▶ **WORK TO COMPLETE**: Pull out every line below that contains the word "Undiluted".

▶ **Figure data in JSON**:

——————————

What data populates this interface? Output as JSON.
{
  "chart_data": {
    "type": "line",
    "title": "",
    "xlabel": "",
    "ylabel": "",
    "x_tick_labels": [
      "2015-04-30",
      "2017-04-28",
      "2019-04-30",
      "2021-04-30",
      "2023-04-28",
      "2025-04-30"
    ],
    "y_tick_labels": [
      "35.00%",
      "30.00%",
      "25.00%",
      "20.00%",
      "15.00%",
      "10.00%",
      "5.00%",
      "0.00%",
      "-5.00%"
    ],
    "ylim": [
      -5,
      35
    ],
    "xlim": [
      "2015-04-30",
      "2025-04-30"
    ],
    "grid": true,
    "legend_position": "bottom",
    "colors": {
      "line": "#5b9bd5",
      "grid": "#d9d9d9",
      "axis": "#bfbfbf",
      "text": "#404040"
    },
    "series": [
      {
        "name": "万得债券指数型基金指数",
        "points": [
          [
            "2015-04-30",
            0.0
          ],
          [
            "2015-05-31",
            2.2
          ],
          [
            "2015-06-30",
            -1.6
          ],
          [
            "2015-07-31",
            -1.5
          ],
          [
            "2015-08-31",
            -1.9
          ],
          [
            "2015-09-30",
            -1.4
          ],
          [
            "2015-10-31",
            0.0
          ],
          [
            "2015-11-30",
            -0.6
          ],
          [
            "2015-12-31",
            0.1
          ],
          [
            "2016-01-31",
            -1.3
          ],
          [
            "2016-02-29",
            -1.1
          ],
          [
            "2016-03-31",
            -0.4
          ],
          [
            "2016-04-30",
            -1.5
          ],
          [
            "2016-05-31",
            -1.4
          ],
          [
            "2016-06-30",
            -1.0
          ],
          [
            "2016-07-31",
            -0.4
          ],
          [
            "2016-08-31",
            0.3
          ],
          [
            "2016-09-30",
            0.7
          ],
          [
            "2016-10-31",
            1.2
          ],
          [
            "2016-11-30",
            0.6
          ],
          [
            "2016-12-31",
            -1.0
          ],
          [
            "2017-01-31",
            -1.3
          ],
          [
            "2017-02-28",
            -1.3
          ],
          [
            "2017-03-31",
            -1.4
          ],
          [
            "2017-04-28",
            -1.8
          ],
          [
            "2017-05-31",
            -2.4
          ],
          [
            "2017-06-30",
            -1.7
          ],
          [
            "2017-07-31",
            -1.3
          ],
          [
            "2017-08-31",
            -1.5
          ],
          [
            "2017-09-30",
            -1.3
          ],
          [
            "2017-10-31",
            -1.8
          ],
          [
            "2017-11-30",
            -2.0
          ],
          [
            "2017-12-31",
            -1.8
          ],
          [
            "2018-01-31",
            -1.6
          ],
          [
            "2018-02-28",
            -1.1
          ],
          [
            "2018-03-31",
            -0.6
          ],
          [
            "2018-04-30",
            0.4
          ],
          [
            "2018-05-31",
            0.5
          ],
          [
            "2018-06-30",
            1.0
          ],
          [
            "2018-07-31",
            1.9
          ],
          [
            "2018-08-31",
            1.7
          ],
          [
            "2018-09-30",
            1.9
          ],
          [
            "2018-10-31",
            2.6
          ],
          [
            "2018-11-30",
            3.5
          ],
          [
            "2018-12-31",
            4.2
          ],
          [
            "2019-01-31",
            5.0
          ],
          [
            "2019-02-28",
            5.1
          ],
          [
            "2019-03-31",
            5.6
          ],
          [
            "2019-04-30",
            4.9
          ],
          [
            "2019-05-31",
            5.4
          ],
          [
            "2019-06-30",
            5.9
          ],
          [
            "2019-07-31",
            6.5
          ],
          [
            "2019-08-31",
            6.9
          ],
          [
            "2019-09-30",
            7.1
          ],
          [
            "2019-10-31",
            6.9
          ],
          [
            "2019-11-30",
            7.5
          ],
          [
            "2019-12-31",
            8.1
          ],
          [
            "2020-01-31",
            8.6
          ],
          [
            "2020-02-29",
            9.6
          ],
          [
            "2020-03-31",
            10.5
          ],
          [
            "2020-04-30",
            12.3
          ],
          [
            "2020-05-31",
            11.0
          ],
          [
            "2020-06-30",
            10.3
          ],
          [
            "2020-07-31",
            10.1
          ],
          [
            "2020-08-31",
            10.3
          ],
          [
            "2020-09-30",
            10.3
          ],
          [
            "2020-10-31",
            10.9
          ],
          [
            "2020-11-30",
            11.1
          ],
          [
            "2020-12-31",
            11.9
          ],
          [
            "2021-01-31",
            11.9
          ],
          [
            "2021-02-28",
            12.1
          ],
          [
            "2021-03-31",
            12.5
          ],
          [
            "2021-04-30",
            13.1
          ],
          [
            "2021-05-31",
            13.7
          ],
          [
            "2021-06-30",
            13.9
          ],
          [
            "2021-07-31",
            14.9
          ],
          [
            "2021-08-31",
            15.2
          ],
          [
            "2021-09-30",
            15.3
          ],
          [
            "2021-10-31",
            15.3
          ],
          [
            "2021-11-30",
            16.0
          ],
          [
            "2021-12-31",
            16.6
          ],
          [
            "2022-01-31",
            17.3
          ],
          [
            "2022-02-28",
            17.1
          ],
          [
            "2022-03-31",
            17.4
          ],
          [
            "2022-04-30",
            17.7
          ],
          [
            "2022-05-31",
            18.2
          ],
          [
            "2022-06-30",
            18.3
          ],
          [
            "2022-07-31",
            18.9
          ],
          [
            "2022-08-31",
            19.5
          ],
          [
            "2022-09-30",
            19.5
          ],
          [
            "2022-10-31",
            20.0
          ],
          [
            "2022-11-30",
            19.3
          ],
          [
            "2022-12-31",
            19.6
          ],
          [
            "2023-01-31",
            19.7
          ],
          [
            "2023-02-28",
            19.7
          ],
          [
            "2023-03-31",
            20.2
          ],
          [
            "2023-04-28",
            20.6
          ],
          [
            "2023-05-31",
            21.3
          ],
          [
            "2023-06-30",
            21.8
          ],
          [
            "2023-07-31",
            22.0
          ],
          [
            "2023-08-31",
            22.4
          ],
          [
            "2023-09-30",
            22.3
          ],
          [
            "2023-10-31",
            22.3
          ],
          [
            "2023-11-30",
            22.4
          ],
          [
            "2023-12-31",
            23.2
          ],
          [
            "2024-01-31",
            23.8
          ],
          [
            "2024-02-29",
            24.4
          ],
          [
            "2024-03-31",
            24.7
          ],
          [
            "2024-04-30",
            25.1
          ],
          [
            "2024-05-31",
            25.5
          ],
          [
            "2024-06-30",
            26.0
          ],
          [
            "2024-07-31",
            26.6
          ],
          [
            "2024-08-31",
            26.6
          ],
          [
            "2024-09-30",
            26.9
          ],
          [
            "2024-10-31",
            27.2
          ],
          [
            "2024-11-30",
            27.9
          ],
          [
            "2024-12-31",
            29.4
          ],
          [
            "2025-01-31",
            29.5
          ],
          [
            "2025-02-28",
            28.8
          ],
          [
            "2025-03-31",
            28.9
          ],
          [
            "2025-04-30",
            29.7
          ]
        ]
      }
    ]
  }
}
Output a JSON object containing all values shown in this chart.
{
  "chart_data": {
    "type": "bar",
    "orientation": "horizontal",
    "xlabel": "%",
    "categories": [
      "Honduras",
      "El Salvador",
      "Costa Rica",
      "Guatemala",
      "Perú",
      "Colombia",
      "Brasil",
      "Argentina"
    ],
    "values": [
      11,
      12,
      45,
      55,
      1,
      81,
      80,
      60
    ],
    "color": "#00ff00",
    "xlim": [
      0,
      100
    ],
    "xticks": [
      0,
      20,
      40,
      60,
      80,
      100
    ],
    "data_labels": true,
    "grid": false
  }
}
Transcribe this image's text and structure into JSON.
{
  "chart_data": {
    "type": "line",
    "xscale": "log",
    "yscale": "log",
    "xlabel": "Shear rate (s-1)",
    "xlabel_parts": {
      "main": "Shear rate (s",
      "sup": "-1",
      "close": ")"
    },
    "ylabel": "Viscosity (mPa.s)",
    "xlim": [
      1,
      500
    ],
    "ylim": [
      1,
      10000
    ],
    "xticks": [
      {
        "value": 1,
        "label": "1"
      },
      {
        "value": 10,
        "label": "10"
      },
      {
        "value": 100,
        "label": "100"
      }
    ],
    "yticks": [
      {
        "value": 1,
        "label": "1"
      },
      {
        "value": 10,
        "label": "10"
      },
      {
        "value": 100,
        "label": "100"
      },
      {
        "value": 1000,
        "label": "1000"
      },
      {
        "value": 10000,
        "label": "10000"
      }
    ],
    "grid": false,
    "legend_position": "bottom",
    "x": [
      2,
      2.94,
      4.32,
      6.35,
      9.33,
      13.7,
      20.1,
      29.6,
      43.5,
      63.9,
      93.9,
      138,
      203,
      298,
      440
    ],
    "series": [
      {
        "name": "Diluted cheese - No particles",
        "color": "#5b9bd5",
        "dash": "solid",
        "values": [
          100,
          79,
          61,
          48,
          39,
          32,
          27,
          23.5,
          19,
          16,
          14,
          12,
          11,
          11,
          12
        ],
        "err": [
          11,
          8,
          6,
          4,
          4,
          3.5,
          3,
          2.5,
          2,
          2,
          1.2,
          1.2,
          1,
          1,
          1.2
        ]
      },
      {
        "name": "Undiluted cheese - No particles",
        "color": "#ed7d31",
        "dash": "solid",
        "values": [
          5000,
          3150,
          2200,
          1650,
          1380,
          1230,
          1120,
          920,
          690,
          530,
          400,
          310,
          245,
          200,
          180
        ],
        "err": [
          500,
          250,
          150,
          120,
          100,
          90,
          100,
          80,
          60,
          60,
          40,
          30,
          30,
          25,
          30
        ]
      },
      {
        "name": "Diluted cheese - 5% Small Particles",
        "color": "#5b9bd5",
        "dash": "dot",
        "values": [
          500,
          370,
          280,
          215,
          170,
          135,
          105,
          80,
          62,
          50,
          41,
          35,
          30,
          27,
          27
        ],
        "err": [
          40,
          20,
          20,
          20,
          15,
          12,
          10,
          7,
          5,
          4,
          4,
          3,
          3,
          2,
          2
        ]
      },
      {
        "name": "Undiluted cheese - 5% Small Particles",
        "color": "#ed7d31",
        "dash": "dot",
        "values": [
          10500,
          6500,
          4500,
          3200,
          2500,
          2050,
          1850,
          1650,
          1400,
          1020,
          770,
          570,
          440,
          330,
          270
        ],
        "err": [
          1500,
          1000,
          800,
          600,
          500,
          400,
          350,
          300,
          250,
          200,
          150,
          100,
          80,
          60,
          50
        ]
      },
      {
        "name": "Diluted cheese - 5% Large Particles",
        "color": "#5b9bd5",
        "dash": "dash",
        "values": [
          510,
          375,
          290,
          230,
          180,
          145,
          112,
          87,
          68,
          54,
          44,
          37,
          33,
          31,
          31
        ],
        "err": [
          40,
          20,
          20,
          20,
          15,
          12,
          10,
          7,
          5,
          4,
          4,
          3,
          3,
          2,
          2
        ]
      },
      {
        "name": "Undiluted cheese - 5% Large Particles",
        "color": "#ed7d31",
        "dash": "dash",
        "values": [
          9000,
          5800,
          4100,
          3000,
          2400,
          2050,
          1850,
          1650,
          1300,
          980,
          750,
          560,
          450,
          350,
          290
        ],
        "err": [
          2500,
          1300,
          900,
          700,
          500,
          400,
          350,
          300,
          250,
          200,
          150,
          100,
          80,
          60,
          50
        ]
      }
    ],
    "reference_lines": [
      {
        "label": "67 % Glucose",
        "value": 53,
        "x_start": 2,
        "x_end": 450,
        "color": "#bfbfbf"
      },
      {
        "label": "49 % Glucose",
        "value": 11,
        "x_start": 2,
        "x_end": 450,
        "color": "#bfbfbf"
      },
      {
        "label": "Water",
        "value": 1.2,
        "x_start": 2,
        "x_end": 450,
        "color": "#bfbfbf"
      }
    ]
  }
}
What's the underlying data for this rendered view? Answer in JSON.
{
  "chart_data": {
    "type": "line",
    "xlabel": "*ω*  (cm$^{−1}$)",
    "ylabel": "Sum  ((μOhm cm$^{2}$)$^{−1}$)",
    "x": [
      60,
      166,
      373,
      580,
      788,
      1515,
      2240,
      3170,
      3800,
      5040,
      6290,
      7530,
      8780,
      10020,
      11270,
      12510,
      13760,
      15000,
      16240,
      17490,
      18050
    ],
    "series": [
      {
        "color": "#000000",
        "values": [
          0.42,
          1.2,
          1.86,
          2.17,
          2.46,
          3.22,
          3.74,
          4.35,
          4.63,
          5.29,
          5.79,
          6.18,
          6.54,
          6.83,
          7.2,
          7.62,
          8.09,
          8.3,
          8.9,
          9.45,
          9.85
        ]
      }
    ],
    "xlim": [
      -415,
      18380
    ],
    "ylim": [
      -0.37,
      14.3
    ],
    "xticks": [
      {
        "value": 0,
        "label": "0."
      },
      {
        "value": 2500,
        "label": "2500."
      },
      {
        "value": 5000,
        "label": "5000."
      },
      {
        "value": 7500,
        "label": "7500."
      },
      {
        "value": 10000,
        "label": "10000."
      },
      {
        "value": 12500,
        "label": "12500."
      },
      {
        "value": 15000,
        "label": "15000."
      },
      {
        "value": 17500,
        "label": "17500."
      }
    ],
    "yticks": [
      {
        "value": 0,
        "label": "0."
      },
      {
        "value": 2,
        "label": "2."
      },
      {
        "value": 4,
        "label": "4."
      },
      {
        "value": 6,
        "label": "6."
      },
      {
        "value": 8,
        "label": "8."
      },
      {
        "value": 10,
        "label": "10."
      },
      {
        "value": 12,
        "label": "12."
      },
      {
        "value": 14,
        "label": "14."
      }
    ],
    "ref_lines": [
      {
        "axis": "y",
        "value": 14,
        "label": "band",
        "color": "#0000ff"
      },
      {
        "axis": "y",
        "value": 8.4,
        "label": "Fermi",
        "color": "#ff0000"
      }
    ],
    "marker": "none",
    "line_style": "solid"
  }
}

——————————

▶ **EXERCISE ANSWER**:
        "name": "Undiluted cheese - No particles",
        "name": "Undiluted cheese - 5% Small Particles",
        "name": "Undiluted cheese - 5% Large Particles",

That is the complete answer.